■ Task to complete: Provide the data again in its entirety, exactly as given.

■ Exercise material:
▬▬▬▬▬▬

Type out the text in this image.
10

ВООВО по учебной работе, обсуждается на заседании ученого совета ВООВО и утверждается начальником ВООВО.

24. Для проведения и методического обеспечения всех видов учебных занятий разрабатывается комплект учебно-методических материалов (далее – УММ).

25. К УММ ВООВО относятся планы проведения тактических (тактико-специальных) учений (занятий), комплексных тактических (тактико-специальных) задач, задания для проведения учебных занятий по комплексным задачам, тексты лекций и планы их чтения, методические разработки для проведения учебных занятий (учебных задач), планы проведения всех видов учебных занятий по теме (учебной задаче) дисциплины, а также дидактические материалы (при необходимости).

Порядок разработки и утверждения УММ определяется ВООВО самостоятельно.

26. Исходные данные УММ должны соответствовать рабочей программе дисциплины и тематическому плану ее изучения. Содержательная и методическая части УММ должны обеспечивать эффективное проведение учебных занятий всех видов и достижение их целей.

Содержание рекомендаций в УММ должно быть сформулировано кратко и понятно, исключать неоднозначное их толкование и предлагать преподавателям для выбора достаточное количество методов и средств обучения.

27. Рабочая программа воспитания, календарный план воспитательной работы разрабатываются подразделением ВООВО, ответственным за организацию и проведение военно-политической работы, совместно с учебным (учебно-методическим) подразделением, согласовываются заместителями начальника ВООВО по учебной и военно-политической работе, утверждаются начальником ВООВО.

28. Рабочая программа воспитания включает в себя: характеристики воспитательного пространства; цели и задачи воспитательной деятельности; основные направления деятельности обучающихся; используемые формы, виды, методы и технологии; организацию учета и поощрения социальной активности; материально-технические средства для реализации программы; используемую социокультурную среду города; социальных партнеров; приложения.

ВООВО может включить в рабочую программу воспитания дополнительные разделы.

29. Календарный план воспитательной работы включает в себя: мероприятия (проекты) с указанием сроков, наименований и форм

▬▬▬▬▬▬

■ Result:
Type out the text in this image.
10

ВООВО по учебной работе, обсуждается на заседании ученого совета ВООВО и утверждается начальником ВООВО.

24. Для проведения и методического обеспечения всех видов учебных занятий разрабатывается комплект учебно-методических материалов (далее – УММ).

25. К УММ ВООВО относятся планы проведения тактических (тактико-специальных) учений (занятий), комплексных тактических (тактико-специальных) задач, задания для проведения учебных занятий по комплексным задачам, тексты лекций и планы их чтения, методические разработки для проведения учебных занятий (учебных задач), планы проведения всех видов учебных занятий по теме (учебной задаче) дисциплины, а также дидактические материалы (при необходимости).

Порядок разработки и утверждения УММ определяется ВООВО самостоятельно.

26. Исходные данные УММ должны соответствовать рабочей программе дисциплины и тематическому плану ее изучения. Содержательная и методическая части УММ должны обеспечивать эффективное проведение учебных занятий всех видов и достижение их целей.

Содержание рекомендаций в УММ должно быть сформулировано кратко и понятно, исключать неоднозначное их толкование и предлагать преподавателям для выбора достаточное количество методов и средств обучения.

27. Рабочая программа воспитания, календарный план воспитательной работы разрабатываются подразделением ВООВО, ответственным за организацию и проведение военно-политической работы, совместно с учебным (учебно-методическим) подразделением, согласовываются заместителями начальника ВООВО по учебной и военно-политической работе, утверждаются начальником ВООВО.

28. Рабочая программа воспитания включает в себя: характеристики воспитательного пространства; цели и задачи воспитательной деятельности; основные направления деятельности обучающихся; используемые формы, виды, методы и технологии; организацию учета и поощрения социальной активности; материально-технические средства для реализации программы; используемую социокультурную среду города; социальных партнеров; приложения.

ВООВО может включить в рабочую программу воспитания дополнительные разделы.

29. Календарный план воспитательной работы включает в себя: мероприятия (проекты) с указанием сроков, наименований и форм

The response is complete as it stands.